• [Your objective]: Return each line containing "courant".

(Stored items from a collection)
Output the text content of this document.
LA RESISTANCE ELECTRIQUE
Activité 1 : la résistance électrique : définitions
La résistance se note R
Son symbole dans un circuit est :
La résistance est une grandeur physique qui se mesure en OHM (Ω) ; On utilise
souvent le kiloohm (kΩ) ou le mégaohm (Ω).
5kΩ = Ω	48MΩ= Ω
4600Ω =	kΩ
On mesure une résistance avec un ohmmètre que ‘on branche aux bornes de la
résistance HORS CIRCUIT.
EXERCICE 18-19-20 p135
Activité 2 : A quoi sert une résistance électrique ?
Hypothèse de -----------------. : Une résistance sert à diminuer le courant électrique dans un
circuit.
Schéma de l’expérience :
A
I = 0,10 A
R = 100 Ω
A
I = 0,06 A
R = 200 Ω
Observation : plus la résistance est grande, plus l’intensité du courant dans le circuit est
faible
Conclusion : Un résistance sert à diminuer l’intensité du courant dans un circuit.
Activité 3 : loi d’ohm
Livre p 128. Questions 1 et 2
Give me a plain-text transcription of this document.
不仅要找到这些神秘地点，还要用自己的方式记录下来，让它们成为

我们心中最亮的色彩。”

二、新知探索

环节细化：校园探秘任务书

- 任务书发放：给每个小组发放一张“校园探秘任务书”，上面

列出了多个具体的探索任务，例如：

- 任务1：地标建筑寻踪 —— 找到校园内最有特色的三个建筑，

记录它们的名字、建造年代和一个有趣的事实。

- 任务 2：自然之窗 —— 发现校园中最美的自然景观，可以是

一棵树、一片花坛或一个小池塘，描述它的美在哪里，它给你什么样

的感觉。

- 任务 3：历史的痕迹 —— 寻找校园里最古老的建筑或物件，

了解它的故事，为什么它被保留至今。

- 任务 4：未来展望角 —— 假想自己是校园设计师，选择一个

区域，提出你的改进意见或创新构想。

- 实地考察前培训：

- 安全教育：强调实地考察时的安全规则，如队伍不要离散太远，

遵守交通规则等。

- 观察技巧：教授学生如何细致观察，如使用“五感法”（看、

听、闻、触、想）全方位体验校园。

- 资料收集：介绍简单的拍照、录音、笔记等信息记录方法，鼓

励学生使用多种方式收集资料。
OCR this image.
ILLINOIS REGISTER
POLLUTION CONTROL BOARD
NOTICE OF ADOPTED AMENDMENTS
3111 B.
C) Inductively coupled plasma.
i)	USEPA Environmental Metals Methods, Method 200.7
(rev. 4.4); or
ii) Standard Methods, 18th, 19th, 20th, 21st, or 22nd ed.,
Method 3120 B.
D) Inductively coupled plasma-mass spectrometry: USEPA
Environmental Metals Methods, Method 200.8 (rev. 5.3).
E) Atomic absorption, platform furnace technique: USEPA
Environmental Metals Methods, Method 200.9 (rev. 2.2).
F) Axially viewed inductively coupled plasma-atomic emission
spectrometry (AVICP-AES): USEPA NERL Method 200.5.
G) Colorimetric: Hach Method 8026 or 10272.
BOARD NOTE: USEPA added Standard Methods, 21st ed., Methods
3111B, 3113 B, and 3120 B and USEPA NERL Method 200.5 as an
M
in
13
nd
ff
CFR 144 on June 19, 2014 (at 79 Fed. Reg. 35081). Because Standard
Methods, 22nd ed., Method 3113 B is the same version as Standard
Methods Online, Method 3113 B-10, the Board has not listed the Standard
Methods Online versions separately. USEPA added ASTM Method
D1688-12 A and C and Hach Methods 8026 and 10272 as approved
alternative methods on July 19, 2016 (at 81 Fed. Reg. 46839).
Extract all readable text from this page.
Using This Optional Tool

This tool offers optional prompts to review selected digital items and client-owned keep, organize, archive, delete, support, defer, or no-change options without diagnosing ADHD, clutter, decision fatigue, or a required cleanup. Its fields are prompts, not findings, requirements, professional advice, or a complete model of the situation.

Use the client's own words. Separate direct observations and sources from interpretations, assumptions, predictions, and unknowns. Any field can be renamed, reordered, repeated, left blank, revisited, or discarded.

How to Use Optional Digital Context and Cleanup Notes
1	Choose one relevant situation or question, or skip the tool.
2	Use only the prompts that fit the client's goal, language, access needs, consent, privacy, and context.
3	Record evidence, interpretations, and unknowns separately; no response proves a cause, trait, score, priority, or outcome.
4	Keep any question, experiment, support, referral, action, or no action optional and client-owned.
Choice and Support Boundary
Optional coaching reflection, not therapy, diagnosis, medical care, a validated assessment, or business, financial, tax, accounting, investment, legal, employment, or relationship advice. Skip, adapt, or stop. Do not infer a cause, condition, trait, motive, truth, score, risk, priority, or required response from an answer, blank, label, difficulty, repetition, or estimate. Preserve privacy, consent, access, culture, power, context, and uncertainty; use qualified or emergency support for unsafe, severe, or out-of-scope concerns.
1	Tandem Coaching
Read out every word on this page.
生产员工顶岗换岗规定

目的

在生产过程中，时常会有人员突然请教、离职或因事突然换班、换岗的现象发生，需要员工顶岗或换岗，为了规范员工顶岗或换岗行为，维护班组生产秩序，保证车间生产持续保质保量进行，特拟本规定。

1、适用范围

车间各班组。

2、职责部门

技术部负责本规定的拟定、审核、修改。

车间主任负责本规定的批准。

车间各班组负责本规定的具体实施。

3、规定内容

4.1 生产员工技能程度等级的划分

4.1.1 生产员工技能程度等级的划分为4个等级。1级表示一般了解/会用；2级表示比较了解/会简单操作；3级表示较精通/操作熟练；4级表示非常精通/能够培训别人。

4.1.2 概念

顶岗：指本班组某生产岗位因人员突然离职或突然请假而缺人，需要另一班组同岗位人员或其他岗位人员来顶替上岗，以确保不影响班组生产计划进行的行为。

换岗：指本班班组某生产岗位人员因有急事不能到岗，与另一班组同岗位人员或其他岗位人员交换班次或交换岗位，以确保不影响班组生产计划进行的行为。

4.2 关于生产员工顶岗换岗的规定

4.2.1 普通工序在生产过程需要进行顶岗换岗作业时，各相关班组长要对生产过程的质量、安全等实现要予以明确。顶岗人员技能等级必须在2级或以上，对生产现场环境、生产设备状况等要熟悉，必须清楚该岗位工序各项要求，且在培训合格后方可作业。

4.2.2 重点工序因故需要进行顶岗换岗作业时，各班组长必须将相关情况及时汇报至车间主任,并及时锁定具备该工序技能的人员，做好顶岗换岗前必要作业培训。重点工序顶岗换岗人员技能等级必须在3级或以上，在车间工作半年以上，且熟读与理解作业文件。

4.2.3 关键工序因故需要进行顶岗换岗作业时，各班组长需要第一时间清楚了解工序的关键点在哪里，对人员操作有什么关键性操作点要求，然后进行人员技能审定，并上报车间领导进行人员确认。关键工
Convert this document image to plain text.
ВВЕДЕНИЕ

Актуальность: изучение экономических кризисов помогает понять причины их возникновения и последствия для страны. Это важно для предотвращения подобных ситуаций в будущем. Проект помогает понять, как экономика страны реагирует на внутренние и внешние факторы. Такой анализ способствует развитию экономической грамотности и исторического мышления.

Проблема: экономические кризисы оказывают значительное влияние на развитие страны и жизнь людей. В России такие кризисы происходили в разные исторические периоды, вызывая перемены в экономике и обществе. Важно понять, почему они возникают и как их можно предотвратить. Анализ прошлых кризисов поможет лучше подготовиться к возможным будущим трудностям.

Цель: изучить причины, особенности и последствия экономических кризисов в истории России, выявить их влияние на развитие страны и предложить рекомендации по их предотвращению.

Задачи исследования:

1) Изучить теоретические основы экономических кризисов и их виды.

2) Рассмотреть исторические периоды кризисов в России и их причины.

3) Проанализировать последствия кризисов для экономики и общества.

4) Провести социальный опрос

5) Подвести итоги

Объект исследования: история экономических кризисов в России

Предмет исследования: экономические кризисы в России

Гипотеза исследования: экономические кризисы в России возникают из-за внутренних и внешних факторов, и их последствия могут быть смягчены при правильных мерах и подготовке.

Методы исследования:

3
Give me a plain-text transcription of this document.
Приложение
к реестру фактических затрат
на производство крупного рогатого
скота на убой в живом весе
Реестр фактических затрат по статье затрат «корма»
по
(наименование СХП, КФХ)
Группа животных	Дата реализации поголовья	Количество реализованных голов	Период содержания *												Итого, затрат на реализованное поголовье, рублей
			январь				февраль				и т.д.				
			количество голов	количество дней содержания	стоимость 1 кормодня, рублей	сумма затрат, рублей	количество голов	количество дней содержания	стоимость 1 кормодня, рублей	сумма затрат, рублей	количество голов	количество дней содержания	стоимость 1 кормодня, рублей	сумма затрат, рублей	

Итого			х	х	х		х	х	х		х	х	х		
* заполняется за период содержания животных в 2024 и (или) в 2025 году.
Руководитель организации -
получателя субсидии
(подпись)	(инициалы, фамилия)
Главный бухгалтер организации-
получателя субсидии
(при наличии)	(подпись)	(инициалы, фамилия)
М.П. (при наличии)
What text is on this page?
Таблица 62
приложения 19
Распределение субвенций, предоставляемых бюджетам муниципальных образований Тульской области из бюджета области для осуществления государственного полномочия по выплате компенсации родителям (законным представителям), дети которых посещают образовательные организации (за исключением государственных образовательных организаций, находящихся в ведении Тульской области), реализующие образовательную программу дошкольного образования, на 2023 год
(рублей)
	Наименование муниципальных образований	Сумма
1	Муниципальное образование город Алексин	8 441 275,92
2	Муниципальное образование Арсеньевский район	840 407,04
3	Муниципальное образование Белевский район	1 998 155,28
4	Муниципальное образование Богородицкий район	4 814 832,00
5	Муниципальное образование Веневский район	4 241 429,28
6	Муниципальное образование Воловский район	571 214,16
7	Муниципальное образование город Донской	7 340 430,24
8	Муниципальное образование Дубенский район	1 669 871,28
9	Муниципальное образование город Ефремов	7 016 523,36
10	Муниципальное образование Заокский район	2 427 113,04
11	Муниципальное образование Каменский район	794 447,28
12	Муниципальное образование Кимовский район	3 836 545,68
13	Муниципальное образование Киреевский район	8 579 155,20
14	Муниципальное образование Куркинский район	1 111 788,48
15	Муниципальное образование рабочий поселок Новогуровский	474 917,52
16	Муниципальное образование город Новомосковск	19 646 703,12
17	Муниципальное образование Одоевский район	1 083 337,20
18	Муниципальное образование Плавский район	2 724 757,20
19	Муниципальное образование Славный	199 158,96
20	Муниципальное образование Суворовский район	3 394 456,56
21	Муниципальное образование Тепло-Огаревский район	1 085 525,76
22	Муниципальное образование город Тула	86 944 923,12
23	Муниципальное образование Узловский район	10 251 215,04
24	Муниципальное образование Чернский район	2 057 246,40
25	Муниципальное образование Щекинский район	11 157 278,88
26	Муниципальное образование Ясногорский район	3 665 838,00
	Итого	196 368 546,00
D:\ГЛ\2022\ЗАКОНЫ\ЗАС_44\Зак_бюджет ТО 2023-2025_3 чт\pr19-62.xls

• [Solution for this problem]:
Hypothèse de -----------------. : Une résistance sert à diminuer le courant électrique dans un
Observation : plus la résistance est grande, plus l’intensité du courant dans le circuit est
Conclusion : Un résistance sert à diminuer l’intensité du courant dans un circuit.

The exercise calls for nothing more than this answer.